• GOAL
Which lines in the data below contain the string "Среднее" with matching case? Pick out each one and copy it in full.

• EXTRACTED RECORDS
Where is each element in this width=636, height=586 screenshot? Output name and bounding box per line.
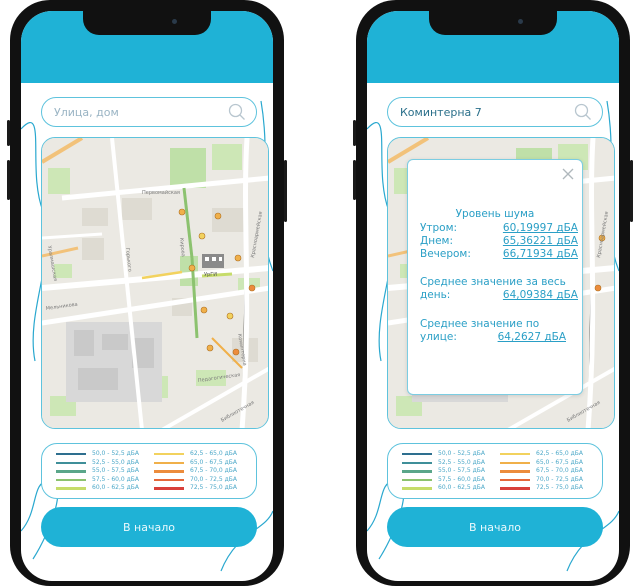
address-search-input[interactable]: [400, 104, 560, 120]
legend-color-line: [500, 453, 530, 456]
legend-range-label: 57,5 - 60,0 дБА: [92, 475, 139, 483]
volume-up-button: [353, 160, 356, 200]
legend-color-line: [402, 478, 432, 482]
address-search-bar[interactable]: [387, 97, 603, 127]
legend-range-label: 52,5 - 55,0 дБА: [92, 458, 139, 466]
legend-range-label: 65,0 - 67,5 дБА: [190, 458, 237, 466]
noise-row-value[interactable]: 66,71934 дБА: [503, 248, 578, 260]
legend-color-line: [500, 461, 530, 464]
noise-legend: 50,0 - 52,5 дБА 52,5 - 55,0 дБА 55,0 - 57,…: [387, 443, 603, 499]
legend-range-label: 62,5 - 65,0 дБА: [190, 450, 237, 457]
power-button: [284, 160, 287, 222]
legend-color-line: [402, 487, 432, 490]
legend-color-line: [154, 453, 184, 456]
legend-color-line: [402, 453, 432, 456]
legend-color-line: [500, 478, 530, 482]
avg-street-label: Среднее значение по: [420, 318, 540, 330]
volume-up-button: [7, 160, 10, 200]
noise-row-morning: Утром: 60,19997 дБА: [420, 222, 578, 235]
legend-range-label: 62,5 - 65,0 дБА: [536, 450, 583, 457]
avg-day-label: Среднее значение за весь: [420, 276, 566, 288]
legend-color-line: [56, 487, 86, 490]
map-building-label: УрГИ: [204, 272, 217, 278]
legend-range-label: 50,0 - 52,5 дБА: [92, 450, 139, 457]
legend-color-line: [402, 461, 432, 464]
noise-row-label: Вечером:: [420, 248, 471, 260]
street-label: Первомайская: [142, 189, 180, 196]
address-search-bar[interactable]: [41, 97, 257, 127]
legend-range-label: 50,0 - 52,5 дБА: [438, 450, 485, 457]
noise-row-day: Днем: 65,36221 дБА: [420, 235, 578, 248]
legend-color-line: [500, 487, 530, 490]
legend-color-line: [154, 478, 184, 482]
avg-day-label-cont: день:: [420, 289, 451, 301]
legend-color-line: [402, 470, 432, 473]
legend-range-label: 72,5 - 75,0 дБА: [190, 484, 237, 492]
start-button[interactable]: В начало: [41, 507, 257, 547]
avg-street-value[interactable]: 64,2627 дБА: [498, 331, 566, 343]
legend-range-label: 67,5 - 70,0 дБА: [536, 467, 583, 475]
legend-range-label: 60,0 - 62,5 дБА: [438, 484, 485, 492]
avg-day-row: день: 64,09384 дБА: [420, 289, 578, 302]
legend-color-line: [56, 470, 86, 473]
legend-color-line: [500, 470, 530, 473]
phone-frame-left: УрГИ Первомайская Красноармейская Горько…: [7, 0, 287, 586]
legend-range-label: 67,5 - 70,0 дБА: [190, 467, 237, 475]
magnifier-icon[interactable]: [574, 103, 592, 121]
legend-color-line: [56, 461, 86, 464]
screen-left: УрГИ Первомайская Красноармейская Горько…: [21, 11, 273, 581]
legend-color-line: [56, 453, 86, 456]
address-search-input[interactable]: [54, 104, 214, 120]
silent-switch: [7, 120, 10, 146]
screen-right: Красноармейская Библиотечная Уровень шум…: [367, 11, 619, 581]
legend-color-line: [154, 470, 184, 473]
noise-map[interactable]: УрГИ Первомайская Красноармейская Горько…: [41, 137, 269, 429]
legend-range-label: 72,5 - 75,0 дБА: [536, 484, 583, 492]
legend-color-line: [154, 487, 184, 490]
legend-range-label: 60,0 - 62,5 дБА: [92, 484, 139, 492]
legend-range-label: 70,0 - 72,5 дБА: [536, 475, 583, 483]
avg-street-row: улице: 64,2627 дБА: [420, 331, 578, 344]
legend-range-label: 52,5 - 55,0 дБА: [438, 458, 485, 466]
legend-range-label: 65,0 - 67,5 дБА: [536, 458, 583, 466]
legend-color-line: [56, 478, 86, 482]
noise-row-label: Утром:: [420, 222, 458, 234]
power-button: [630, 160, 633, 222]
noise-row-evening: Вечером: 66,71934 дБА: [420, 248, 578, 261]
popup-title: Уровень шума: [455, 208, 535, 220]
start-button[interactable]: В начало: [387, 507, 603, 547]
legend-range-label: 57,5 - 60,0 дБА: [438, 475, 485, 483]
noise-row-value[interactable]: 60,19997 дБА: [503, 222, 578, 234]
avg-day-value[interactable]: 64,09384 дБА: [503, 289, 578, 301]
phone-frame-right: Красноармейская Библиотечная Уровень шум…: [353, 0, 633, 586]
silent-switch: [353, 120, 356, 146]
close-icon[interactable]: [562, 168, 574, 180]
noise-row-value[interactable]: 65,36221 дБА: [503, 235, 578, 247]
legend-range-label: 55,0 - 57,5 дБА: [438, 467, 485, 475]
noise-legend: 50,0 - 52,5 дБА 52,5 - 55,0 дБА 55,0 - 57,…: [41, 443, 257, 499]
noise-row-label: Днем:: [420, 235, 453, 247]
legend-color-line: [154, 461, 184, 464]
noise-info-popup: Уровень шума Утром: 60,19997 дБА Днем: 6…: [407, 159, 583, 395]
avg-street-label-cont: улице:: [420, 331, 457, 343]
legend-range-label: 55,0 - 57,5 дБА: [92, 467, 139, 475]
magnifier-icon[interactable]: [228, 103, 246, 121]
legend-range-label: 70,0 - 72,5 дБА: [190, 475, 237, 483]
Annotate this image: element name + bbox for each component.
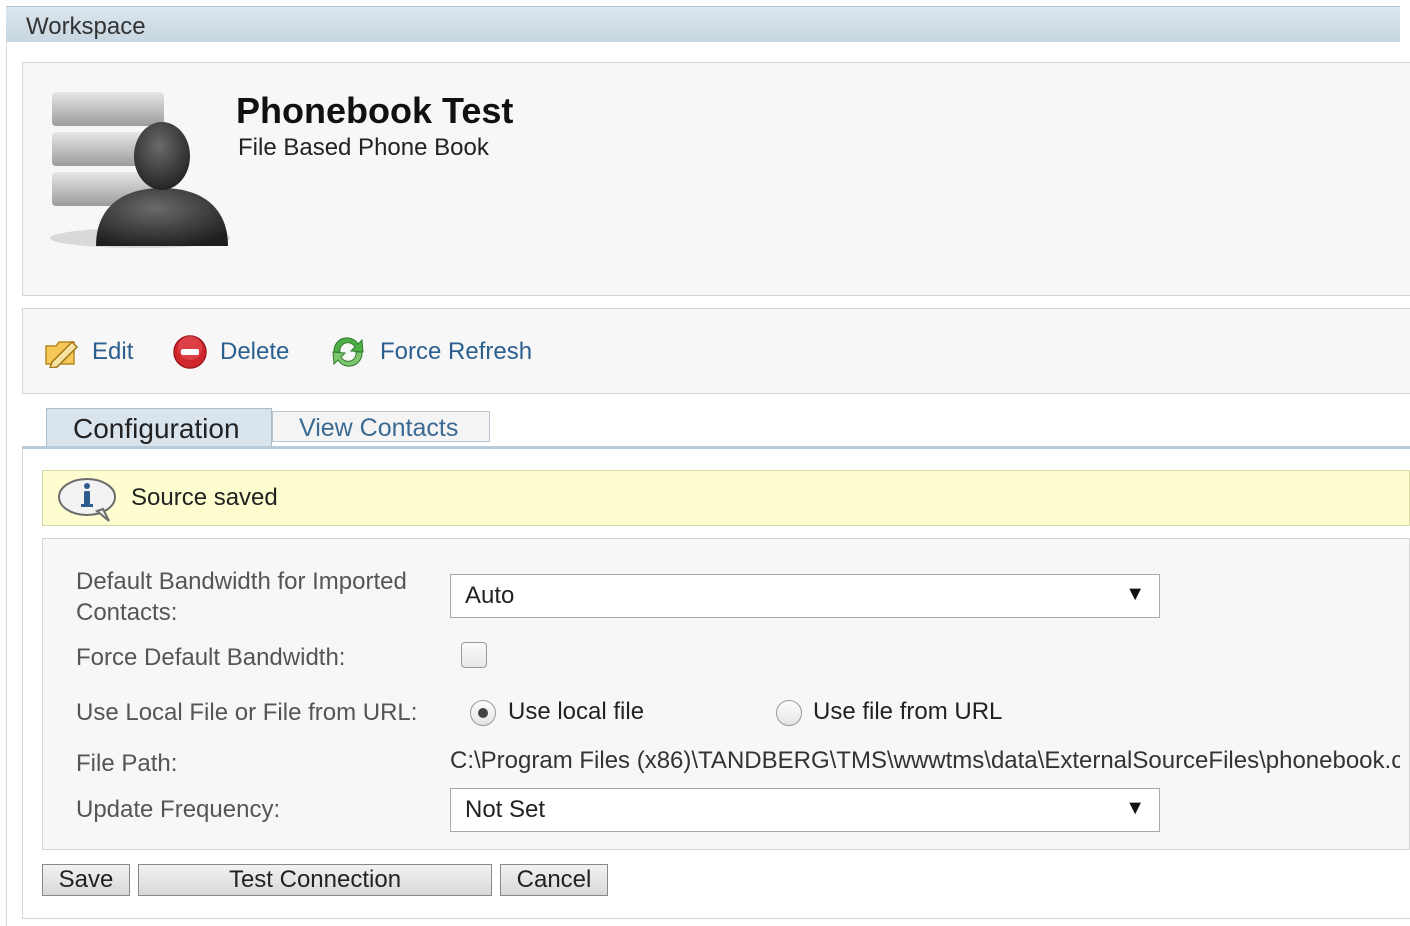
bandwidth-select[interactable]: Auto ▼ (450, 574, 1160, 618)
save-button[interactable]: Save (42, 864, 130, 896)
workspace-left-rule (6, 42, 7, 926)
bandwidth-label: Default Bandwidth for Imported Contacts: (76, 566, 407, 628)
force-refresh-button[interactable]: Force Refresh (328, 332, 532, 372)
tab-configuration-label: Configuration (73, 413, 240, 444)
test-connection-button[interactable]: Test Connection (138, 864, 492, 896)
bandwidth-label-line2: Contacts: (76, 599, 178, 626)
file-path-value: C:\Program Files (x86)\TANDBERG\TMS\wwwt… (450, 747, 1400, 774)
force-bandwidth-label: Force Default Bandwidth: (76, 644, 346, 671)
page-subtitle: File Based Phone Book (238, 134, 489, 161)
use-file-from-url-radio[interactable] (776, 700, 802, 726)
edit-button[interactable]: Edit (44, 332, 133, 372)
cancel-button[interactable]: Cancel (500, 864, 608, 896)
source-saved-notice: Source saved (42, 470, 1410, 526)
update-frequency-label: Update Frequency: (76, 796, 281, 823)
workspace-title: Workspace (26, 13, 146, 40)
delete-label: Delete (220, 338, 290, 365)
tab-view-contacts[interactable]: View Contacts (272, 411, 490, 442)
delete-circle-icon (173, 335, 207, 369)
chevron-down-icon: ▼ (1125, 797, 1145, 819)
refresh-arrows-icon (332, 337, 364, 367)
info-bubble-icon (58, 478, 116, 522)
phonebook-person-icon (50, 92, 230, 248)
tab-view-contacts-label: View Contacts (299, 414, 459, 442)
radio-selected-dot (478, 708, 488, 718)
update-frequency-value: Not Set (465, 796, 546, 823)
use-local-file-label: Use local file (508, 698, 645, 725)
chevron-down-icon: ▼ (1125, 583, 1145, 605)
page-title: Phonebook Test (236, 90, 514, 131)
use-file-from-url-label: Use file from URL (813, 698, 1003, 725)
workspace-header: Workspace (6, 6, 1400, 42)
bandwidth-select-value: Auto (465, 582, 515, 609)
file-path-label: File Path: (76, 750, 178, 777)
force-bandwidth-checkbox[interactable] (461, 642, 487, 668)
delete-button[interactable]: Delete (172, 332, 289, 372)
edit-pencil-icon (45, 340, 79, 368)
source-label: Use Local File or File from URL: (76, 699, 418, 726)
notice-text: Source saved (131, 484, 278, 511)
file-path-clip: C:\Program Files (x86)\TANDBERG\TMS\wwwt… (450, 740, 1400, 784)
force-refresh-label: Force Refresh (380, 338, 533, 365)
tab-configuration[interactable]: Configuration (46, 408, 272, 446)
edit-label: Edit (92, 338, 134, 365)
bandwidth-label-line1: Default Bandwidth for Imported (76, 568, 407, 595)
update-frequency-select[interactable]: Not Set ▼ (450, 788, 1160, 832)
use-local-file-radio[interactable] (470, 700, 496, 726)
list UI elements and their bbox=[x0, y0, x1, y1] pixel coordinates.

• RESULT OF THIS EXERCISE
avg-street-label: Среднее значение по: [420, 318, 540, 330]
avg-day-label: Среднее значение за весь: [420, 276, 566, 288]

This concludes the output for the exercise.